▶ [Written request]: Identify the lines that contain the word "JSON", then copy them.

▶ [Information supplied]:
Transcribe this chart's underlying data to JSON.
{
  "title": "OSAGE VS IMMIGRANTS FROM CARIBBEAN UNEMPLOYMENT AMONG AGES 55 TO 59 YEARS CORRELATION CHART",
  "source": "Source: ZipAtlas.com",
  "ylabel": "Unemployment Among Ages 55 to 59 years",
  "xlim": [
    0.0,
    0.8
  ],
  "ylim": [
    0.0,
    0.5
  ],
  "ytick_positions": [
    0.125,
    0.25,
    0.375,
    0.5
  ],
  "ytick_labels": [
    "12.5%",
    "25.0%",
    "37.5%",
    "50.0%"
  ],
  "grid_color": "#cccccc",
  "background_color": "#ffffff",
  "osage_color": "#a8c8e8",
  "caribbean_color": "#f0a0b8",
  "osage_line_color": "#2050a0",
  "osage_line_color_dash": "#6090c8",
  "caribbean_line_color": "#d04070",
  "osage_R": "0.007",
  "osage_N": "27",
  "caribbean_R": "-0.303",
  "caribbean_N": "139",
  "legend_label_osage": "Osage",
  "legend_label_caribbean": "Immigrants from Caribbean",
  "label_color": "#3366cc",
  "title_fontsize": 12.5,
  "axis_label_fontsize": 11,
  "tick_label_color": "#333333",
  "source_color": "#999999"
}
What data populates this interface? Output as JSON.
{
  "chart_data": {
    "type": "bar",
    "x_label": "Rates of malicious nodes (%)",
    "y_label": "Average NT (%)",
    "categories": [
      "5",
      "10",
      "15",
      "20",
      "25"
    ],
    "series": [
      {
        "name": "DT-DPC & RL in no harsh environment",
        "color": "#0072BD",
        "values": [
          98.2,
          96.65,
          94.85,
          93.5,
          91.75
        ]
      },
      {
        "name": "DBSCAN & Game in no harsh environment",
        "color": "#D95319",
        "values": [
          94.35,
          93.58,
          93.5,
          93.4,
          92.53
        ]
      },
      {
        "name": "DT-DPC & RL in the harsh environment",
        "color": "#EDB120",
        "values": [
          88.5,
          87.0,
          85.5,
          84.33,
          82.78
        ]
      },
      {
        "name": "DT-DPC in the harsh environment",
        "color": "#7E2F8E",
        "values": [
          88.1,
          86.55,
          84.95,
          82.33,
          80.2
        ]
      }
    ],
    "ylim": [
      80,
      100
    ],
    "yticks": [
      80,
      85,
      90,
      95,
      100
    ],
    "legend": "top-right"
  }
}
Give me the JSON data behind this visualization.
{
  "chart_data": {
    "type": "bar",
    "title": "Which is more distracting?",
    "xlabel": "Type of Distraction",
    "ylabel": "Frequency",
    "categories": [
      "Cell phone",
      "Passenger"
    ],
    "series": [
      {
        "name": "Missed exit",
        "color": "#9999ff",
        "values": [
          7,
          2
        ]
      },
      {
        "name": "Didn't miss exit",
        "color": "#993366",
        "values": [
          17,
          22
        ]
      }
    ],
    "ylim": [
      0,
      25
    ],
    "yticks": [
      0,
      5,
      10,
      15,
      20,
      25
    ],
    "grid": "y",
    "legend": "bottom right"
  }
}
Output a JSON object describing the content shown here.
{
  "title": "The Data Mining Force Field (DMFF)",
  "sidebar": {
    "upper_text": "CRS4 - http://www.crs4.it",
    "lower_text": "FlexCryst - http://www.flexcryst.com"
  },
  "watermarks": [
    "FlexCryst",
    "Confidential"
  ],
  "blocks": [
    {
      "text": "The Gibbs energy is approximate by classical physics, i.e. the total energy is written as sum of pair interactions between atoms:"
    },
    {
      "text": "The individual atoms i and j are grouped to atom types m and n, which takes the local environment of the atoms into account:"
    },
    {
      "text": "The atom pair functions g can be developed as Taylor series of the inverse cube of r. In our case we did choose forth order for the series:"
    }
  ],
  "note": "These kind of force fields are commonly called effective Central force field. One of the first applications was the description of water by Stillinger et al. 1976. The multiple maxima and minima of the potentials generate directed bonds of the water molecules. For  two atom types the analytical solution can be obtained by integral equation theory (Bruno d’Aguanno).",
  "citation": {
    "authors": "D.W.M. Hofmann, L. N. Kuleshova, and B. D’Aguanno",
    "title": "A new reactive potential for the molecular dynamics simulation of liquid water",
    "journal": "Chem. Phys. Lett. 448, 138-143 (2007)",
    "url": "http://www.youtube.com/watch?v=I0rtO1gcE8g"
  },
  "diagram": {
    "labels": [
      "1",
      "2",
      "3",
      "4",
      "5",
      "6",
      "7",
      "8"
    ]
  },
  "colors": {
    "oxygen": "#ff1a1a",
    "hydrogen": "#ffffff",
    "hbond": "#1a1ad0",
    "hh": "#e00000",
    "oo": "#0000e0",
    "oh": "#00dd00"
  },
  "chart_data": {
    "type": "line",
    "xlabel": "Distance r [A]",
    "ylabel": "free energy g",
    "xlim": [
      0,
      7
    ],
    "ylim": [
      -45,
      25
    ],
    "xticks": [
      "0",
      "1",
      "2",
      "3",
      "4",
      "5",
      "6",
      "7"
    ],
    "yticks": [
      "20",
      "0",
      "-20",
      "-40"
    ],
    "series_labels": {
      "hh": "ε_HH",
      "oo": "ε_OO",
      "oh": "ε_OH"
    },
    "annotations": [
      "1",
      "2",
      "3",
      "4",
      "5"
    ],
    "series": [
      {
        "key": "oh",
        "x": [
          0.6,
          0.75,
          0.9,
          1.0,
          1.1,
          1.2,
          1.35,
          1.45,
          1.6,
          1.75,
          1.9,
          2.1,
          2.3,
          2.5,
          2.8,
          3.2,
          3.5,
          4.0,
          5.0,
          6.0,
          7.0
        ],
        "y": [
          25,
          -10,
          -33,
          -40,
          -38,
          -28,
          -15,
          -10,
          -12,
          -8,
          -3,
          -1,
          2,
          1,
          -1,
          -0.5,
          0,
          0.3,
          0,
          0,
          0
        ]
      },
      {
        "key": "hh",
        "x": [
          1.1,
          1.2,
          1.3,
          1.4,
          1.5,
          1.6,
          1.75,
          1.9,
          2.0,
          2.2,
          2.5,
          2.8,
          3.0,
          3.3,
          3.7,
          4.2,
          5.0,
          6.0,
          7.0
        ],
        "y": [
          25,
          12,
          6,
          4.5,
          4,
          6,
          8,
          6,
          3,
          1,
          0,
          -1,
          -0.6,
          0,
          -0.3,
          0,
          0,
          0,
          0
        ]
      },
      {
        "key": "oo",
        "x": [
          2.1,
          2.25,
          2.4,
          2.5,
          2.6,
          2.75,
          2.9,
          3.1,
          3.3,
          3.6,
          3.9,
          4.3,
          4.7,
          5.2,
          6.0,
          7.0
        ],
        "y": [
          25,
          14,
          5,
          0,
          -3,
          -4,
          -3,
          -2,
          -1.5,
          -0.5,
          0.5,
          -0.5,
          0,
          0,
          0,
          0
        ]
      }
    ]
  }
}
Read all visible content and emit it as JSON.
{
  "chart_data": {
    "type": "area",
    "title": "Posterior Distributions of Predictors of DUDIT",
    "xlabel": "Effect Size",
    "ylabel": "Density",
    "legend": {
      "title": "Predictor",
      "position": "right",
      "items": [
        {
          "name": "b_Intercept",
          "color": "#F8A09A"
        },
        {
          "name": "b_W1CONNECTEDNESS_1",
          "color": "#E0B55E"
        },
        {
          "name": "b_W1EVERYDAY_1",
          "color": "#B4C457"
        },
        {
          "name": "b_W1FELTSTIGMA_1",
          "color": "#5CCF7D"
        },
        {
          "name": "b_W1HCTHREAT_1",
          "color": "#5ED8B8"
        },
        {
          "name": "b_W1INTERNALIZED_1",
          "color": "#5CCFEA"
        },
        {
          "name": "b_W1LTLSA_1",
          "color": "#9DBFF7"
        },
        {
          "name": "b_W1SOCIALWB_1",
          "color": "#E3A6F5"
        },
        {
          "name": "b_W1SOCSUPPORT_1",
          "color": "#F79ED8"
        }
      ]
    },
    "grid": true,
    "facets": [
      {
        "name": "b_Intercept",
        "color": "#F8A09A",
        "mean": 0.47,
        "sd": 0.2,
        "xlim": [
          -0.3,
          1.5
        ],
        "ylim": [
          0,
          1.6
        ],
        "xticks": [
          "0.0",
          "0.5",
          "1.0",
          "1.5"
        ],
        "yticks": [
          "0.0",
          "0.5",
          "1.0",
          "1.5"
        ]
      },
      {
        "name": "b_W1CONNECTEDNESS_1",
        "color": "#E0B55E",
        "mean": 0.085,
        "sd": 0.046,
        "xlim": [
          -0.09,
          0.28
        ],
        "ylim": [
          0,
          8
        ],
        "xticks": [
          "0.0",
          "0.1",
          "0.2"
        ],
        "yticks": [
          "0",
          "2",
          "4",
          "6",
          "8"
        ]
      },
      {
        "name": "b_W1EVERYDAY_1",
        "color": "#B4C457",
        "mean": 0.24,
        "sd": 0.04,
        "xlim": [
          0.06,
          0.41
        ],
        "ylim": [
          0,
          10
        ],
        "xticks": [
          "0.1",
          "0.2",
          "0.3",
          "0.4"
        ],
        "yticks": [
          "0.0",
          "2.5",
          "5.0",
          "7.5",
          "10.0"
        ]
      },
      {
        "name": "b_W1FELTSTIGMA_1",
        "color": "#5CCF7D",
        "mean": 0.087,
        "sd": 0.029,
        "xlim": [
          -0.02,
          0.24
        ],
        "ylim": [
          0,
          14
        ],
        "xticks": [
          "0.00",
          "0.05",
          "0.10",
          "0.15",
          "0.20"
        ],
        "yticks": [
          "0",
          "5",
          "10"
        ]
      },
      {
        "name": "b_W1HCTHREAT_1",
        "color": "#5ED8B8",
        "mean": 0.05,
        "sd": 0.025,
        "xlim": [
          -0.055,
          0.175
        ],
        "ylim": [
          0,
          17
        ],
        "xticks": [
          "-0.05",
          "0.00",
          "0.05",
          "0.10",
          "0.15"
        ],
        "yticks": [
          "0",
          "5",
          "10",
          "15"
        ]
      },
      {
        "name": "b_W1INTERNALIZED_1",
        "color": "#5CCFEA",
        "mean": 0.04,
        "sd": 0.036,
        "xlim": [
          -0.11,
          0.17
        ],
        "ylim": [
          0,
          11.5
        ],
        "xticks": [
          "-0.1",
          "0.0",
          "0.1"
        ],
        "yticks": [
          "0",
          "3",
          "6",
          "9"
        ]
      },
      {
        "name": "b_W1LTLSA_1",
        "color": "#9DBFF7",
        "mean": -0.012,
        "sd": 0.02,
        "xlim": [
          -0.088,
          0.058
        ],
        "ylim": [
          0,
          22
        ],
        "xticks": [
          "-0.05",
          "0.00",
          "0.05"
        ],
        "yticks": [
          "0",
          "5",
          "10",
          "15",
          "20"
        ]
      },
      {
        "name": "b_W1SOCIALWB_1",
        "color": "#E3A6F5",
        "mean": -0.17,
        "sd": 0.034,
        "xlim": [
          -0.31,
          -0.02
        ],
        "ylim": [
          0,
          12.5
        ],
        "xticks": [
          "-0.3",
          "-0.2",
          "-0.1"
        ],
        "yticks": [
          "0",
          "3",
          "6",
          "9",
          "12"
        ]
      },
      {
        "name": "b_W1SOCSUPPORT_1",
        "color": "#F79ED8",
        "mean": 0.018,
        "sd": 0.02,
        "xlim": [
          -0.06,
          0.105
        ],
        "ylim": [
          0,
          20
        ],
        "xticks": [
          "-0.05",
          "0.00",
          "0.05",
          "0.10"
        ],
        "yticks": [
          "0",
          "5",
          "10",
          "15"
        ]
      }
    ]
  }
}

▶ [Solution for this problem]:
Transcribe this chart's underlying data to JSON.
What data populates this interface? Output as JSON.
Give me the JSON data behind this visualization.
Output a JSON object describing the content shown here.
Read all visible content and emit it as JSON.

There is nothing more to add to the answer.